Exactly reproduce all the records, keeping pictures out of the copy.
────────────────────────────────────────
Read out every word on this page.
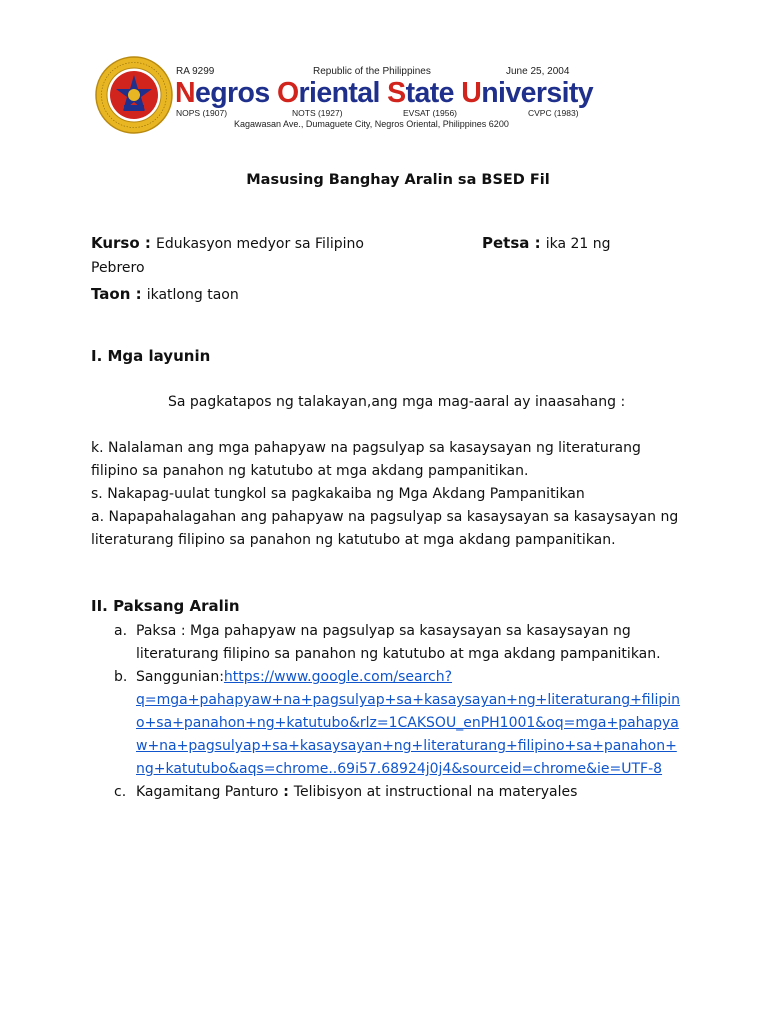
RA 9299	Republic of the Philippines	June 25, 2004
Negros Oriental State University
NOPS (1907)	NOTS (1927)	EVSAT (1956)	CVPC (1983)
Kagawasan Ave., Dumaguete City, Negros Oriental, Philippines 6200
Masusing Banghay Aralin sa BSED Fil
Kurso : Edukasyon medyor sa Filipino	Petsa : ika 21 ng
Pebrero
Taon : ikatlong taon
I. Mga layunin
Sa pagkatapos ng talakayan,ang mga mag-aaral ay inaasahang :
k. Nalalaman ang mga pahapyaw na pagsulyap sa kasaysayan ng literaturang
filipino sa panahon ng katutubo at mga akdang pampanitikan.
s. Nakapag-uulat tungkol sa pagkakaiba ng Mga Akdang Pampanitikan
a. Napapahalagahan ang pahapyaw na pagsulyap sa kasaysayan sa kasaysayan ng
literaturang filipino sa panahon ng katutubo at mga akdang pampanitikan.
II. Paksang Aralin
a. Paksa : Mga pahapyaw na pagsulyap sa kasaysayan sa kasaysayan ng
literaturang filipino sa panahon ng katutubo at mga akdang pampanitikan.
b. Sanggunian:https://www.google.com/search?
q=mga+pahapyaw+na+pagsulyap+sa+kasaysayan+ng+literaturang+filipin
o+sa+panahon+ng+katutubo&rlz=1CAKSOU_enPH1001&oq=mga+pahapya
w+na+pagsulyap+sa+kasaysayan+ng+literaturang+filipino+sa+panahon+
ng+katutubo&aqs=chrome..69i57.68924j0j4&sourceid=chrome&ie=UTF-8
c. Kagamitang Panturo : Telibisyon at instructional na materyales
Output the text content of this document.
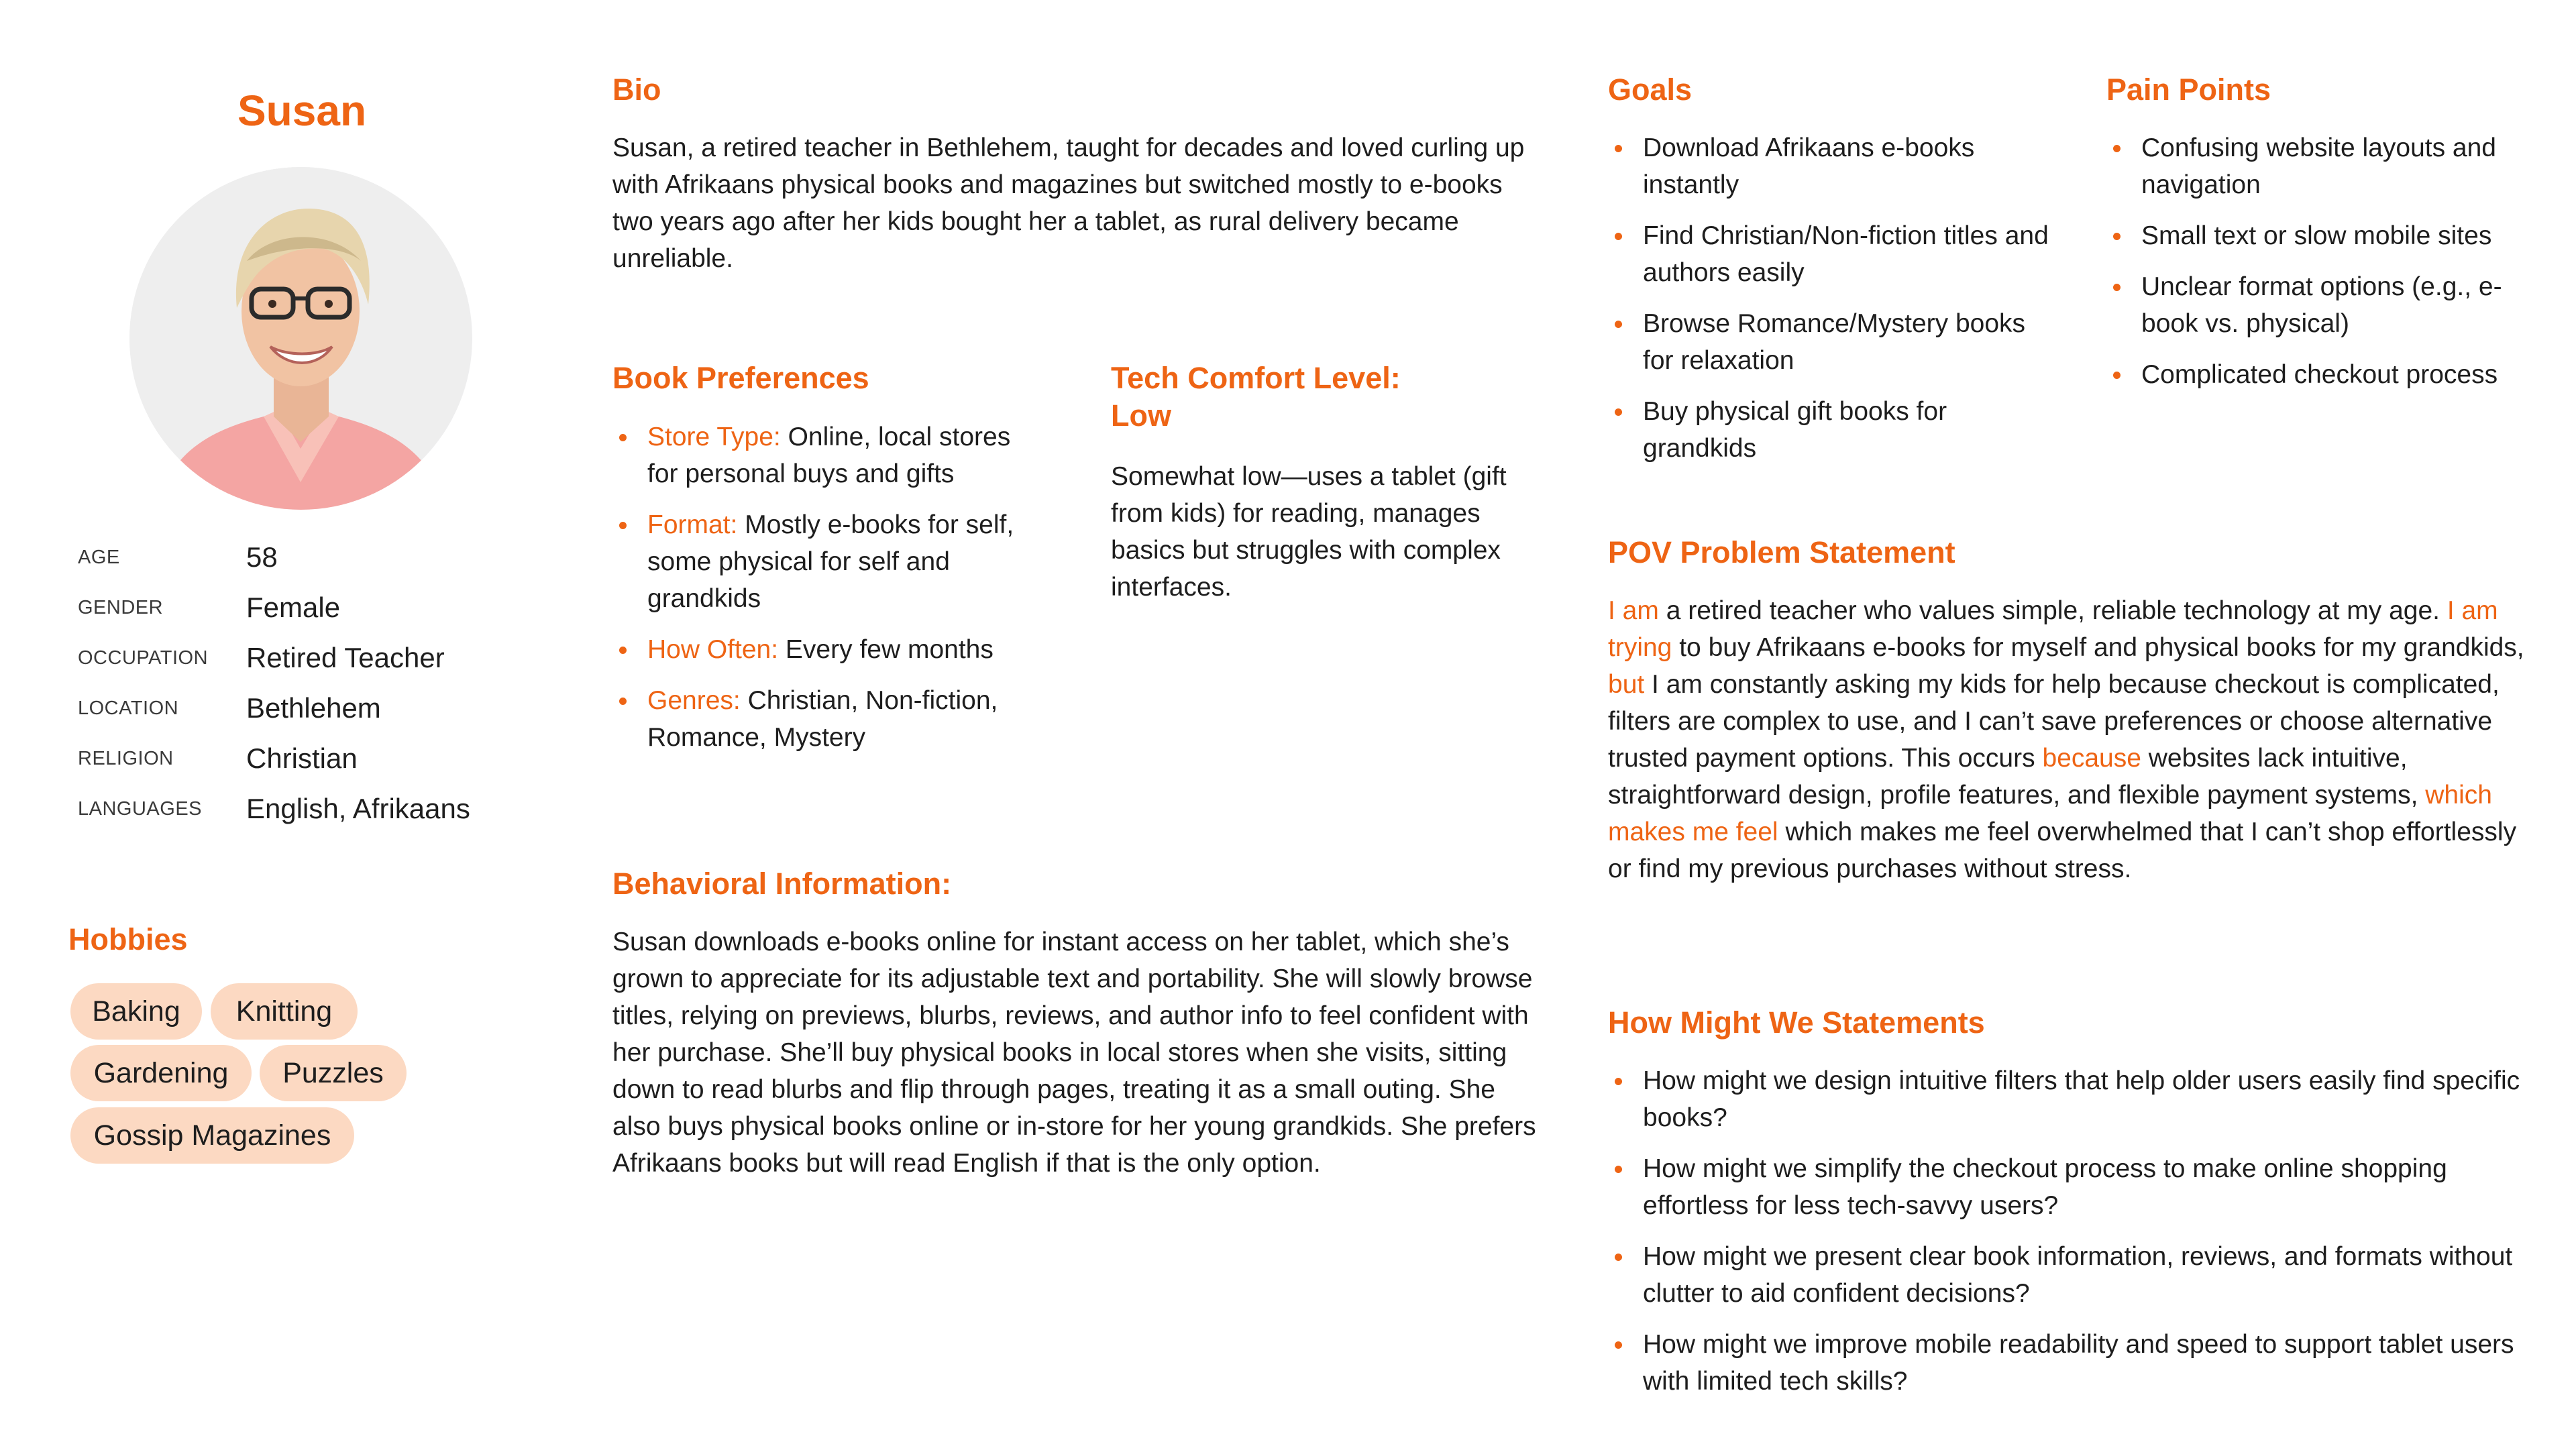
Susan
AGE	58
GENDER	Female
OCCUPATION Retired Teacher
LOCATION Bethlehem
RELIGION	Christian
LANGUAGES English, Afrikaans
Hobbies
Baking	Knitting
Gardening	Puzzles
Gossip Magazines
Bio

Susan, a retired teacher in Bethlehem, taught for decades and loved curling up with Afrikaans physical books and magazines but switched mostly to e-books two years ago after her kids bought her a tablet, as rural delivery became unreliable.

Book Preferences
Store Type: Online, local stores for personal buys and gifts
Format: Mostly e-books for self, some physical for self and grandkids
How Often: Every few months
Genres: Christian, Non-fiction, Romance, Mystery
Tech Comfort Level:
Low

Somewhat low—uses a tablet (gift from kids) for reading, manages basics but struggles with complex interfaces.

Behavioral Information:

Susan downloads e-books online for instant access on her tablet, which she’s grown to appreciate for its adjustable text and portability. She will slowly browse titles, relying on previews, blurbs, reviews, and author info to feel confident with her purchase. She’ll buy physical books in local stores when she visits, sitting down to read blurbs and flip through pages, treating it as a small outing. She also buys physical books online or in-store for her young grandkids. She prefers Afrikaans books but will read English if that is the only option.

Goals
Download Afrikaans e-books instantly
Find Christian/Non-fiction titles and authors easily
Browse Romance/Mystery books for relaxation
Buy physical gift books for grandkids
Pain Points
Confusing website layouts and navigation
Small text or slow mobile sites
Unclear format options (e.g., e-book vs. physical)
Complicated checkout process
POV Problem Statement

I am a retired teacher who values simple, reliable technology at my age. I am trying to buy Afrikaans e-books for myself and physical books for my grandkids, but I am constantly asking my kids for help because checkout is complicated, filters are complex to use, and I can’t save preferences or choose alternative trusted payment options. This occurs because websites lack intuitive, straightforward design, profile features, and flexible payment systems, which makes me feel which makes me feel overwhelmed that I can’t shop effortlessly or find my previous purchases without stress.

How Might We Statements
How might we design intuitive filters that help older users easily find specific books?
How might we simplify the checkout process to make online shopping effortless for less tech-savvy users?
How might we present clear book information, reviews, and formats without clutter to aid confident decisions?
How might we improve mobile readability and speed to support tablet users with limited tech skills?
────────────────────────────────────────
_FINAL RESULT:_
Read out every word on this page.
RA 9299	Republic of the Philippines	June 25, 2004
Negros Oriental State University
NOPS (1907)	NOTS (1927)	EVSAT (1956)	CVPC (1983)
Kagawasan Ave., Dumaguete City, Negros Oriental, Philippines 6200
Masusing Banghay Aralin sa BSED Fil
Kurso : Edukasyon medyor sa Filipino	Petsa : ika 21 ng
Pebrero
Taon : ikatlong taon
I. Mga layunin
Sa pagkatapos ng talakayan,ang mga mag-aaral ay inaasahang :
k. Nalalaman ang mga pahapyaw na pagsulyap sa kasaysayan ng literaturang
filipino sa panahon ng katutubo at mga akdang pampanitikan.
s. Nakapag-uulat tungkol sa pagkakaiba ng Mga Akdang Pampanitikan
a. Napapahalagahan ang pahapyaw na pagsulyap sa kasaysayan sa kasaysayan ng
literaturang filipino sa panahon ng katutubo at mga akdang pampanitikan.
II. Paksang Aralin
a. Paksa : Mga pahapyaw na pagsulyap sa kasaysayan sa kasaysayan ng
literaturang filipino sa panahon ng katutubo at mga akdang pampanitikan.
b. Sanggunian:https://www.google.com/search?
q=mga+pahapyaw+na+pagsulyap+sa+kasaysayan+ng+literaturang+filipin
o+sa+panahon+ng+katutubo&rlz=1CAKSOU_enPH1001&oq=mga+pahapya
w+na+pagsulyap+sa+kasaysayan+ng+literaturang+filipino+sa+panahon+
ng+katutubo&aqs=chrome..69i57.68924j0j4&sourceid=chrome&ie=UTF-8
c. Kagamitang Panturo : Telibisyon at instructional na materyales
Output the text content of this document.
Susan
AGE	58
GENDER	Female
OCCUPATION Retired Teacher
LOCATION Bethlehem
RELIGION	Christian
LANGUAGES English, Afrikaans
Hobbies
Baking	Knitting
Gardening	Puzzles
Gossip Magazines
Bio

Susan, a retired teacher in Bethlehem, taught for decades and loved curling up with Afrikaans physical books and magazines but switched mostly to e-books two years ago after her kids bought her a tablet, as rural delivery became unreliable.

Book Preferences
Store Type: Online, local stores for personal buys and gifts
Format: Mostly e-books for self, some physical for self and grandkids
How Often: Every few months
Genres: Christian, Non-fiction, Romance, Mystery
Tech Comfort Level:
Low

Somewhat low—uses a tablet (gift from kids) for reading, manages basics but struggles with complex interfaces.

Behavioral Information:

Susan downloads e-books online for instant access on her tablet, which she’s grown to appreciate for its adjustable text and portability. She will slowly browse titles, relying on previews, blurbs, reviews, and author info to feel confident with her purchase. She’ll buy physical books in local stores when she visits, sitting down to read blurbs and flip through pages, treating it as a small outing. She also buys physical books online or in-store for her young grandkids. She prefers Afrikaans books but will read English if that is the only option.

Goals
Download Afrikaans e-books instantly
Find Christian/Non-fiction titles and authors easily
Browse Romance/Mystery books for relaxation
Buy physical gift books for grandkids
Pain Points
Confusing website layouts and navigation
Small text or slow mobile sites
Unclear format options (e.g., e-book vs. physical)
Complicated checkout process
POV Problem Statement

I am a retired teacher who values simple, reliable technology at my age. I am trying to buy Afrikaans e-books for myself and physical books for my grandkids, but I am constantly asking my kids for help because checkout is complicated, filters are complex to use, and I can’t save preferences or choose alternative trusted payment options. This occurs because websites lack intuitive, straightforward design, profile features, and flexible payment systems, which makes me feel which makes me feel overwhelmed that I can’t shop effortlessly or find my previous purchases without stress.

How Might We Statements
How might we design intuitive filters that help older users easily find specific books?
How might we simplify the checkout process to make online shopping effortless for less tech-savvy users?
How might we present clear book information, reviews, and formats without clutter to aid confident decisions?
How might we improve mobile readability and speed to support tablet users with limited tech skills?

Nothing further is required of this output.